== Task details ==
Below is a block of records; repeat all of them exactly.

== Data excerpts ==
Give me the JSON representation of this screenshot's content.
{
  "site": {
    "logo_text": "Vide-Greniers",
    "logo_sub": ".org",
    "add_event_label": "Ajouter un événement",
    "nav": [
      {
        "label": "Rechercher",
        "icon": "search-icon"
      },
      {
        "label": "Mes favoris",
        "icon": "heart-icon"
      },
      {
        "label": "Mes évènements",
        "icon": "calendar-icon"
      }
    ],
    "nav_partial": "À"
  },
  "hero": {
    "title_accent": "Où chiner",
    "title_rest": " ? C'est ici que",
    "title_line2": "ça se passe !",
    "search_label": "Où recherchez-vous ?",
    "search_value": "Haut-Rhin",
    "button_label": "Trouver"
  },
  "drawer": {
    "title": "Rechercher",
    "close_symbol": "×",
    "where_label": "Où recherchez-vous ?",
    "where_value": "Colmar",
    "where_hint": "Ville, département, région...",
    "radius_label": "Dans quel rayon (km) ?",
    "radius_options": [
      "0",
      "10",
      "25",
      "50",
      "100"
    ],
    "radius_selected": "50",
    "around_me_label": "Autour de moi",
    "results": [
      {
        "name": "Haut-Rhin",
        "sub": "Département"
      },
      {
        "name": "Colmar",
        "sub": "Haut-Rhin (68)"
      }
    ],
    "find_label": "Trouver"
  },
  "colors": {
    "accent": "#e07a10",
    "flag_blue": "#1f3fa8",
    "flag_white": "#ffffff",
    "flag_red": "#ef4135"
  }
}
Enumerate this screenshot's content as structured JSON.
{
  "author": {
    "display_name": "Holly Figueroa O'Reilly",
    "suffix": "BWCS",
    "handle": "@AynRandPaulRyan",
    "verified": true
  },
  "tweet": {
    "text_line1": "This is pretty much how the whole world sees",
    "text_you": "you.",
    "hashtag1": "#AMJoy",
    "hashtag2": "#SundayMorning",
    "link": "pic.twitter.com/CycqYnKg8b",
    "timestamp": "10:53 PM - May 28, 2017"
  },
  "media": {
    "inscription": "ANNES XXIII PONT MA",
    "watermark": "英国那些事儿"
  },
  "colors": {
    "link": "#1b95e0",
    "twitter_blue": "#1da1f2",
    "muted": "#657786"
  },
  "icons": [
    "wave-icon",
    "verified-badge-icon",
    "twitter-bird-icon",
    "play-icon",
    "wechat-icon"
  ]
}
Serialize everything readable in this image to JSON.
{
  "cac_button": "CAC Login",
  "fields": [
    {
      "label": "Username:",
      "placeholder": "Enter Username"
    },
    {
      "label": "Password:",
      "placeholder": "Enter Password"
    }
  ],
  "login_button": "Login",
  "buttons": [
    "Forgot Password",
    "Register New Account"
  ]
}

== Task answer ==
Give me the JSON representation of this screenshot's content.
{
  "site": {
    "logo_text": "Vide-Greniers",
    "logo_sub": ".org",
    "add_event_label": "Ajouter un événement",
    "nav": [
      {
        "label": "Rechercher",
        "icon": "search-icon"
      },
      {
        "label": "Mes favoris",
        "icon": "heart-icon"
      },
      {
        "label": "Mes évènements",
        "icon": "calendar-icon"
      }
    ],
    "nav_partial": "À"
  },
  "hero": {
    "title_accent": "Où chiner",
    "title_rest": " ? C'est ici que",
    "title_line2": "ça se passe !",
    "search_label": "Où recherchez-vous ?",
    "search_value": "Haut-Rhin",
    "button_label": "Trouver"
  },
  "drawer": {
    "title": "Rechercher",
    "close_symbol": "×",
    "where_label": "Où recherchez-vous ?",
    "where_value": "Colmar",
    "where_hint": "Ville, département, région...",
    "radius_label": "Dans quel rayon (km) ?",
    "radius_options": [
      "0",
      "10",
      "25",
      "50",
      "100"
    ],
    "radius_selected": "50",
    "around_me_label": "Autour de moi",
    "results": [
      {
        "name": "Haut-Rhin",
        "sub": "Département"
      },
      {
        "name": "Colmar",
        "sub": "Haut-Rhin (68)"
      }
    ],
    "find_label": "Trouver"
  },
  "colors": {
    "accent": "#e07a10",
    "flag_blue": "#1f3fa8",
    "flag_white": "#ffffff",
    "flag_red": "#ef4135"
  }
}
Enumerate this screenshot's content as structured JSON.
{
  "author": {
    "display_name": "Holly Figueroa O'Reilly",
    "suffix": "BWCS",
    "handle": "@AynRandPaulRyan",
    "verified": true
  },
  "tweet": {
    "text_line1": "This is pretty much how the whole world sees",
    "text_you": "you.",
    "hashtag1": "#AMJoy",
    "hashtag2": "#SundayMorning",
    "link": "pic.twitter.com/CycqYnKg8b",
    "timestamp": "10:53 PM - May 28, 2017"
  },
  "media": {
    "inscription": "ANNES XXIII PONT MA",
    "watermark": "英国那些事儿"
  },
  "colors": {
    "link": "#1b95e0",
    "twitter_blue": "#1da1f2",
    "muted": "#657786"
  },
  "icons": [
    "wave-icon",
    "verified-badge-icon",
    "twitter-bird-icon",
    "play-icon",
    "wechat-icon"
  ]
}
Serialize everything readable in this image to JSON.
{
  "cac_button": "CAC Login",
  "fields": [
    {
      "label": "Username:",
      "placeholder": "Enter Username"
    },
    {
      "label": "Password:",
      "placeholder": "Enter Password"
    }
  ],
  "login_button": "Login",
  "buttons": [
    "Forgot Password",
    "Register New Account"
  ]
}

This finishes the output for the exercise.